===== EXERCISE MATERIAL
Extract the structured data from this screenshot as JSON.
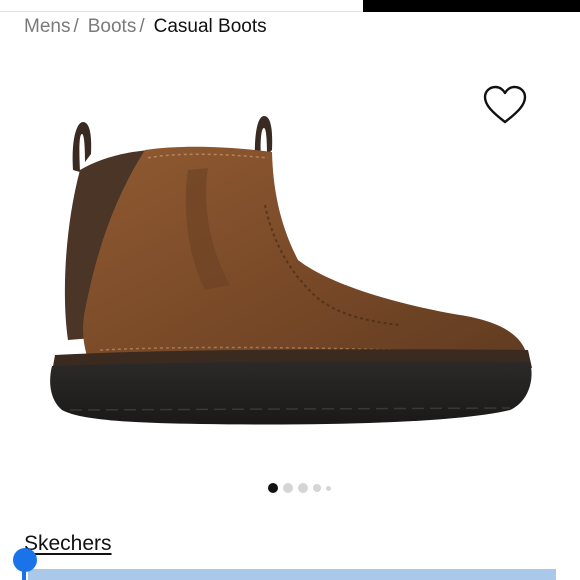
{
  "breadcrumb": {
    "items": [
      {
        "label": "Mens"
      },
      {
        "label": "Boots"
      }
    ],
    "separator": "/",
    "current": "Casual Boots"
  },
  "icons": {
    "favorite": "heart-outline-icon"
  },
  "product": {
    "image": "brown-leather-chelsea-boot",
    "brand": "Skechers"
  },
  "carousel": {
    "total": 5,
    "active": 1
  },
  "colors": {
    "accent": "#1a73e8",
    "active_dot": "#111111",
    "inactive_dot": "#d5d5d5",
    "strip": "#a9c8ea"
  }
}
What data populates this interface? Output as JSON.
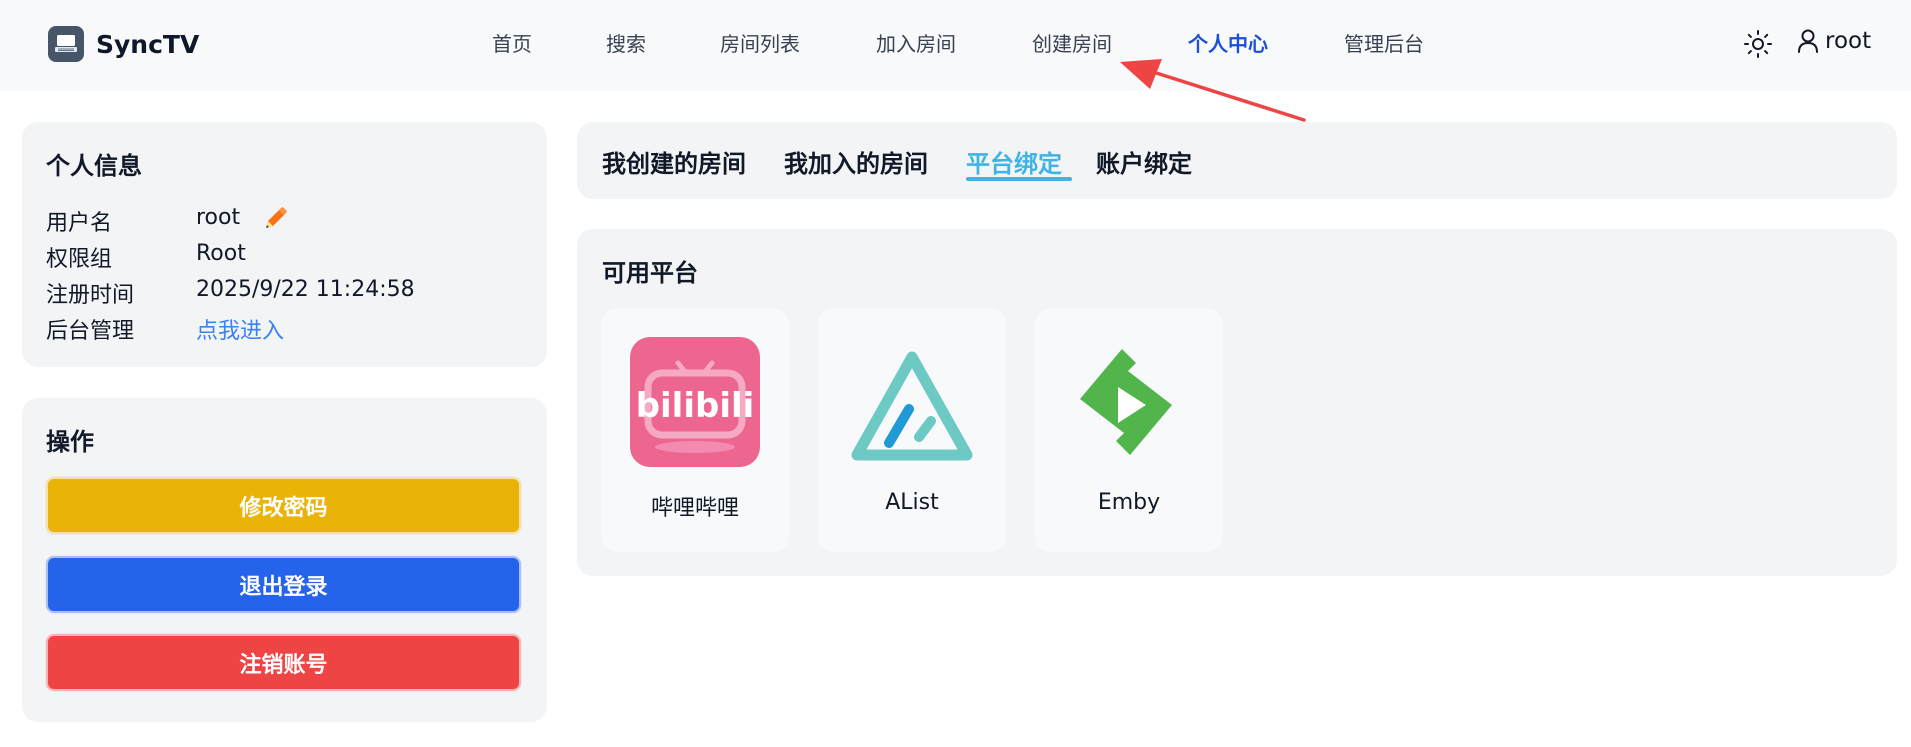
{
  "app": {
    "name": "SyncTV"
  },
  "nav": {
    "items": [
      "首页",
      "搜索",
      "房间列表",
      "加入房间",
      "创建房间",
      "个人中心",
      "管理后台"
    ],
    "active": "个人中心"
  },
  "user": {
    "name": "root"
  },
  "profile": {
    "title": "个人信息",
    "rows": [
      {
        "label": "用户名",
        "value": "root"
      },
      {
        "label": "权限组",
        "value": "Root"
      },
      {
        "label": "注册时间",
        "value": "2025/9/22 11:24:58"
      },
      {
        "label": "后台管理",
        "value": "点我进入"
      }
    ]
  },
  "actions": {
    "title": "操作",
    "buttons": [
      {
        "label": "修改密码",
        "color": "#eab308"
      },
      {
        "label": "退出登录",
        "color": "#2563eb"
      },
      {
        "label": "注销账号",
        "color": "#ef4444"
      }
    ]
  },
  "tabs": {
    "items": [
      "我创建的房间",
      "我加入的房间",
      "平台绑定",
      "账户绑定"
    ],
    "active": "平台绑定"
  },
  "platforms": {
    "title": "可用平台",
    "items": [
      {
        "name": "哔哩哔哩",
        "icon": "bilibili-icon",
        "color": "#ec6690"
      },
      {
        "name": "AList",
        "icon": "alist-icon",
        "color": "#6cc9c3"
      },
      {
        "name": "Emby",
        "icon": "emby-icon",
        "color": "#52b54b"
      }
    ]
  },
  "colors": {
    "accent": "#1d4ed8",
    "tab_accent": "#3fb3e6",
    "annotation_arrow": "#ef4444"
  }
}
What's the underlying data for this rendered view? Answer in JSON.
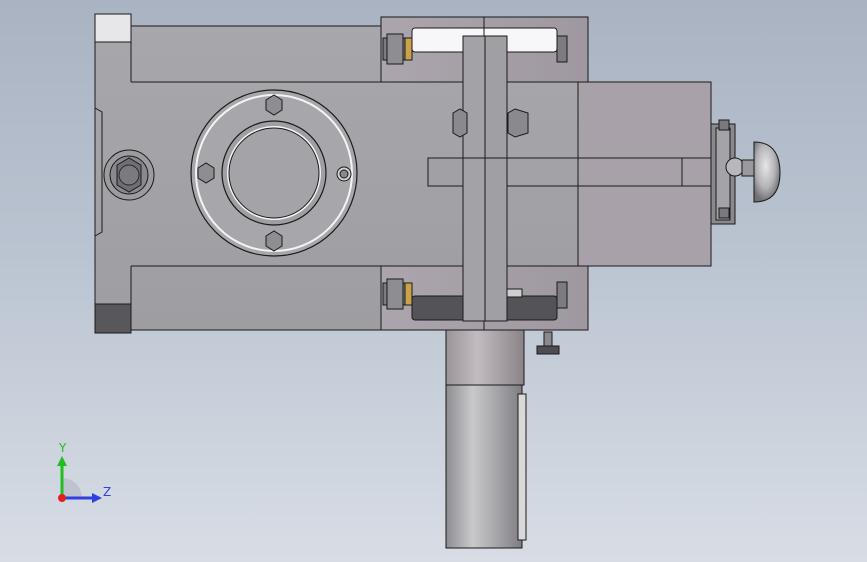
{
  "viewport": {
    "background_top": "#a9b3c2",
    "background_bottom": "#d8dde5"
  },
  "part_colors": {
    "body": "#a3a3a7",
    "plate": "#a59ea6",
    "slide": "#a7a0a8",
    "bolt": "#8a8a8e",
    "edge": "#1a1a1a"
  },
  "axes": {
    "y_label": "Y",
    "z_label": "Z",
    "y_color": "#1fbf1f",
    "z_color": "#2f3fe0",
    "x_color": "#e02020"
  }
}
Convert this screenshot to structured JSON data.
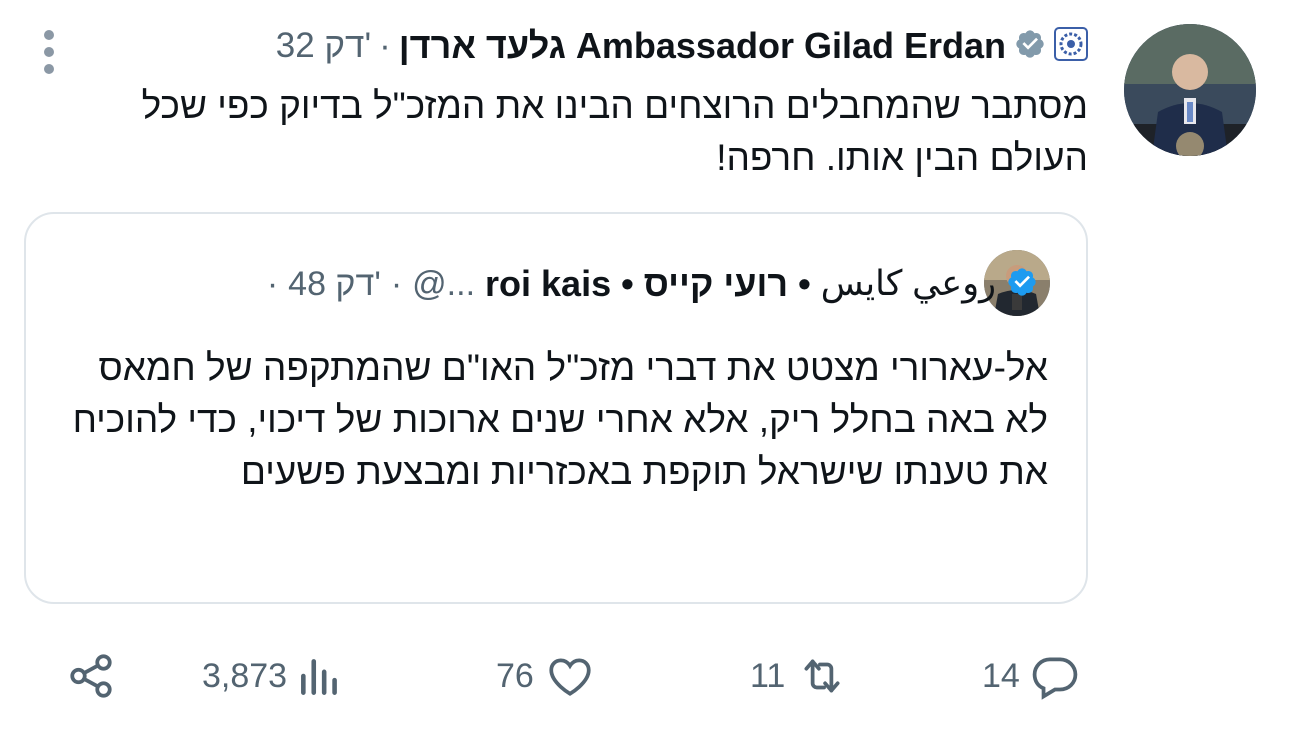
{
  "tweet": {
    "author_name": "גלעד ארדן Ambassador Gilad Erdan",
    "separator": "·",
    "time": "32 דק'",
    "text": "מסתבר שהמחבלים הרוצחים הבינו את המזכ\"ל בדיוק כפי שכל העולם הבין אותו. חרפה!"
  },
  "quote": {
    "display_name": "روعي كايس",
    "author_name": "roi kais • רועי קייס •",
    "handle": "@...",
    "time": "48 דק'",
    "text": "אל-עארורי מצטט את דברי מזכ\"ל האו\"ם שהמתקפה של חמאס לא באה בחלל ריק, אלא אחרי שנים ארוכות של דיכוי, כדי להוכיח את טענתו שישראל תוקפת באכזריות ומבצעת פשעים"
  },
  "actions": {
    "replies": "14",
    "retweets": "11",
    "likes": "76",
    "views": "3,873"
  },
  "icons": {
    "verified": "verified-badge-icon",
    "un": "un-emblem-icon",
    "more": "more-icon",
    "reply": "reply-icon",
    "retweet": "retweet-icon",
    "like": "heart-icon",
    "views": "views-icon",
    "share": "share-icon"
  },
  "colors": {
    "verified": "#1d9bf0",
    "verified_gray": "#829aab",
    "text": "#0f1419",
    "muted": "#536471",
    "border": "#dfe5ea"
  }
}
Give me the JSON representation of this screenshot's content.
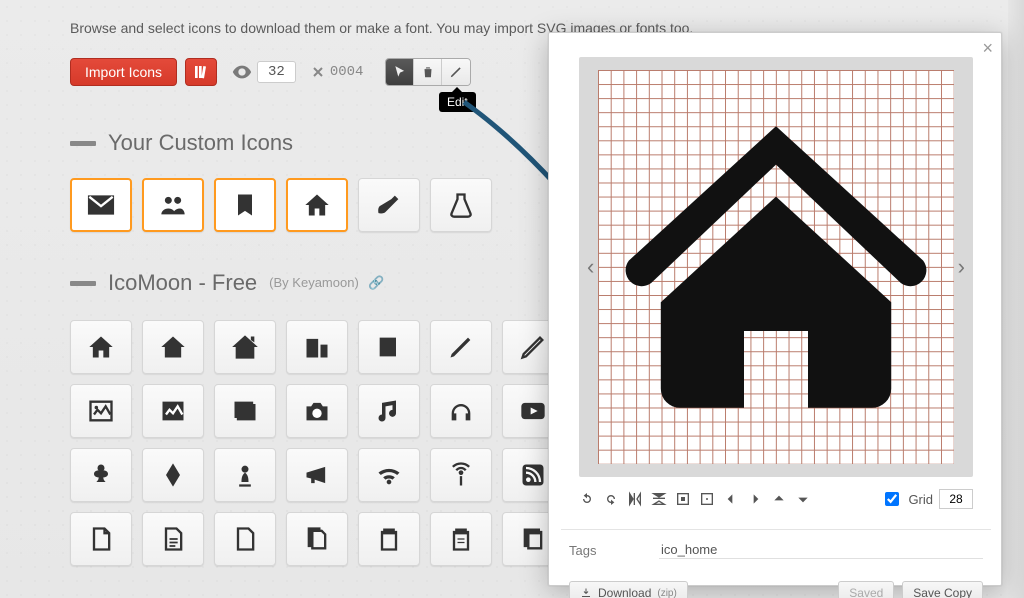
{
  "instruction": "Browse and select icons to download them or make a font. You may import SVG images or fonts too.",
  "toolbar": {
    "import_label": "Import Icons",
    "visible_count": "32",
    "removed_count": "0004",
    "edit_tooltip": "Edit"
  },
  "sections": {
    "custom_title": "Your Custom Icons",
    "icomoon_title": "IcoMoon - Free",
    "by_label": "(By",
    "by_author": "Keyamoon",
    "by_close": ")"
  },
  "editor": {
    "tags_label": "Tags",
    "tags_value": "ico_home",
    "grid_label": "Grid",
    "grid_value": "28",
    "download_label": "Download",
    "download_hint": "(zip)",
    "saved_label": "Saved",
    "savecopy_label": "Save Copy"
  }
}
==========
The copy should hold exactly the lines from the line containing "Convert this screenshot" through the end of the data, both ends included, and no pictures.

Convert this screenshot to structured JSON data.
{
  "tweet": {
    "author_name": "גלעד ארדן Ambassador Gilad Erdan",
    "separator": "·",
    "time": "32 דק'",
    "text": "מסתבר שהמחבלים הרוצחים הבינו את המזכ\"ל בדיוק כפי שכל העולם הבין אותו. חרפה!"
  },
  "quote": {
    "display_name": "روعي كايس",
    "author_name": "roi kais • רועי קייס •",
    "handle": "@...",
    "time": "48 דק'",
    "text": "אל-עארורי מצטט את דברי מזכ\"ל האו\"ם שהמתקפה של חמאס לא באה בחלל ריק, אלא אחרי שנים ארוכות של דיכוי, כדי להוכיח את טענתו שישראל תוקפת באכזריות ומבצעת פשעים"
  },
  "actions": {
    "replies": "14",
    "retweets": "11",
    "likes": "76",
    "views": "3,873"
  },
  "icons": {
    "verified": "verified-badge-icon",
    "un": "un-emblem-icon",
    "more": "more-icon",
    "reply": "reply-icon",
    "retweet": "retweet-icon",
    "like": "heart-icon",
    "views": "views-icon",
    "share": "share-icon"
  },
  "colors": {
    "verified": "#1d9bf0",
    "verified_gray": "#829aab",
    "text": "#0f1419",
    "muted": "#536471",
    "border": "#dfe5ea"
  }
}
Give me the JSON representation of this screenshot's content.
{
  "instruction": "Browse and select icons to download them or make a font. You may import SVG images or fonts too.",
  "toolbar": {
    "import_label": "Import Icons",
    "visible_count": "32",
    "removed_count": "0004",
    "edit_tooltip": "Edit"
  },
  "sections": {
    "custom_title": "Your Custom Icons",
    "icomoon_title": "IcoMoon - Free",
    "by_label": "(By",
    "by_author": "Keyamoon",
    "by_close": ")"
  },
  "editor": {
    "tags_label": "Tags",
    "tags_value": "ico_home",
    "grid_label": "Grid",
    "grid_value": "28",
    "download_label": "Download",
    "download_hint": "(zip)",
    "saved_label": "Saved",
    "savecopy_label": "Save Copy"
  }
}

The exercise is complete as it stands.